▶ **REQUIREMENTS**: From the entries below, gather every line containing the string "after".

▶ **RECORDS FOR THIS EXERCISE**:

○ ○ ○ ○ ○

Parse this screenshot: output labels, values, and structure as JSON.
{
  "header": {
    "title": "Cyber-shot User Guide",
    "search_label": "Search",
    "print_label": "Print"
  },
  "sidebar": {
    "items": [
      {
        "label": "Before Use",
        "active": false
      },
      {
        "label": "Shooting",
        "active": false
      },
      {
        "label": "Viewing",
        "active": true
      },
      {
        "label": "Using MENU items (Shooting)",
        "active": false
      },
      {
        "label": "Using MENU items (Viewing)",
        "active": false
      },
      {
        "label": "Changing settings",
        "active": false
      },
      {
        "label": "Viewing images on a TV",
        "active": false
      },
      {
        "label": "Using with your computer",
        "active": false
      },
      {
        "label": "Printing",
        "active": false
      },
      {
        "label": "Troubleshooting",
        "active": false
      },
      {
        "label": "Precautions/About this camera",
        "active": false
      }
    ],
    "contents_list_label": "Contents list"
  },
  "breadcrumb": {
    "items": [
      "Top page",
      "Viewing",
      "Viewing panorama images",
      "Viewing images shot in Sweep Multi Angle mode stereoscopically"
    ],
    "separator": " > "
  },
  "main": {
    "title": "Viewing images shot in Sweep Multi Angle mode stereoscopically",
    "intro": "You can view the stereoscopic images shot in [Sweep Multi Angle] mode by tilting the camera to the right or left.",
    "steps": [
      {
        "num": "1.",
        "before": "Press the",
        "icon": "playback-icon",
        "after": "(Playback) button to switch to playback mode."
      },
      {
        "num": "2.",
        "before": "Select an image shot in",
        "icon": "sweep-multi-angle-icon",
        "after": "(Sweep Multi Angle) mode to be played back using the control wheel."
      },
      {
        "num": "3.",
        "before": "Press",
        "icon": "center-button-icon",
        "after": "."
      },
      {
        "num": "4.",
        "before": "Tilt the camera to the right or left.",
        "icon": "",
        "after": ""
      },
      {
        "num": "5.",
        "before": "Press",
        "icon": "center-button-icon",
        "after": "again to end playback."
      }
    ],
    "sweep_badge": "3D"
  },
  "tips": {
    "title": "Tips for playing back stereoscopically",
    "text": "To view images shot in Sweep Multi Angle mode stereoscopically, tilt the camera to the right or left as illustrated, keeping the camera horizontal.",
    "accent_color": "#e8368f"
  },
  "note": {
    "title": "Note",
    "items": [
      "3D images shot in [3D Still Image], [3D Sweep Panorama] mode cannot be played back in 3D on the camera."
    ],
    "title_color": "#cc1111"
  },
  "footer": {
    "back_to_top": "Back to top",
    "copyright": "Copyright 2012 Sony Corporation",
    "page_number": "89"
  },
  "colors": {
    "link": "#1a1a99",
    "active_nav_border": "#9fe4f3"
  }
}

○ ○ ○ ○ ○

▶ **RESPONSE BELOW**:
        "after": "(Playback) button to switch to playback mode."
        "after": "(Sweep Multi Angle) mode to be played back using the control wheel."
        "after": "."
        "after": ""
        "after": "again to end playback."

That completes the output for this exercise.